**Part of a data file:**

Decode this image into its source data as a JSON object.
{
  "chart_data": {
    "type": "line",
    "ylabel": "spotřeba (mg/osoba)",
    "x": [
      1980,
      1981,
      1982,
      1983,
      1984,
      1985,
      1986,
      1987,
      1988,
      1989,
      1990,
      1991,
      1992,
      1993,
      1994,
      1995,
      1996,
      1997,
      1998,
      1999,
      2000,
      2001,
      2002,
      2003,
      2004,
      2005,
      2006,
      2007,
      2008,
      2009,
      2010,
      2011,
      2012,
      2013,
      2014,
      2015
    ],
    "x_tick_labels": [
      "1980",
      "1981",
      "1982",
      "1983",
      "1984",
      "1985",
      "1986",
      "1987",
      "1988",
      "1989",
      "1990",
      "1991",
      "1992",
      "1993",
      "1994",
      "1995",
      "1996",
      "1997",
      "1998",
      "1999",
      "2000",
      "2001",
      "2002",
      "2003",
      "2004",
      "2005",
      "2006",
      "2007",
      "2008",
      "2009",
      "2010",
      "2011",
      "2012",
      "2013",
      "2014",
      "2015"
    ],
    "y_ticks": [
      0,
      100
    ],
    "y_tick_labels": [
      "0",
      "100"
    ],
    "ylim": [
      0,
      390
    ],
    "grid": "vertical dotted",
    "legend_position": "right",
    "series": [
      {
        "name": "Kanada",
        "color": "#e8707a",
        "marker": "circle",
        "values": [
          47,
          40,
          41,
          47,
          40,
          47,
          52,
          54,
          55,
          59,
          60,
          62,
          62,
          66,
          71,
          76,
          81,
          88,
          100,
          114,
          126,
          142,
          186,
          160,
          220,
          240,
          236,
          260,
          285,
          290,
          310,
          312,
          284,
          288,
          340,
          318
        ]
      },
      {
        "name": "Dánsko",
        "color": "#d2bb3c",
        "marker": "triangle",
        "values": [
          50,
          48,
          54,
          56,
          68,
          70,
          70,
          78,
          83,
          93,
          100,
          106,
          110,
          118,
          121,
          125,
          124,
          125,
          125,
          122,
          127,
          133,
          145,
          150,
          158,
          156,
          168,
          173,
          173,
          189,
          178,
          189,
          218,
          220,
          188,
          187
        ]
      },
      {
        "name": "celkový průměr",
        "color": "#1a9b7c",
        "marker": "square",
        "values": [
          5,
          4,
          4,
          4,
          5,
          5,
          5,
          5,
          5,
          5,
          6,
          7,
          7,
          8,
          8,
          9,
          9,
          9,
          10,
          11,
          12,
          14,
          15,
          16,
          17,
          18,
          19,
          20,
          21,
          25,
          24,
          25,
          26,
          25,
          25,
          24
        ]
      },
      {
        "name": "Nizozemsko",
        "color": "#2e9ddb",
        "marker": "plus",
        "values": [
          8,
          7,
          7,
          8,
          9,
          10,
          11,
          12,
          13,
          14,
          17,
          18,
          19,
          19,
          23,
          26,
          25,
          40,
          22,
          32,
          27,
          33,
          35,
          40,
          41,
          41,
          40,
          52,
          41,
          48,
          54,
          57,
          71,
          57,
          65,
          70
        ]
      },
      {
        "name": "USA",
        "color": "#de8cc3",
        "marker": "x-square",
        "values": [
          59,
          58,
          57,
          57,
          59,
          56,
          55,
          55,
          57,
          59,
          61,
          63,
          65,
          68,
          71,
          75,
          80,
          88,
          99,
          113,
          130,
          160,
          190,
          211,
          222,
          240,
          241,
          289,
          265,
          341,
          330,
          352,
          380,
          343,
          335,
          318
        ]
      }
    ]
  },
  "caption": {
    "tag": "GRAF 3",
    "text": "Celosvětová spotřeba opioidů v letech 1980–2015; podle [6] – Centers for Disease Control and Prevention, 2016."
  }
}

**Work to do:** Which lines contain "spotřeba"? Copy each of them.

**Result of the exercise:**
    "ylabel": "spotřeba (mg/osoba)",
    "text": "Celosvětová spotřeba opioidů v letech 1980–2015; podle [6] – Centers for Disease Control and Prevention, 2016."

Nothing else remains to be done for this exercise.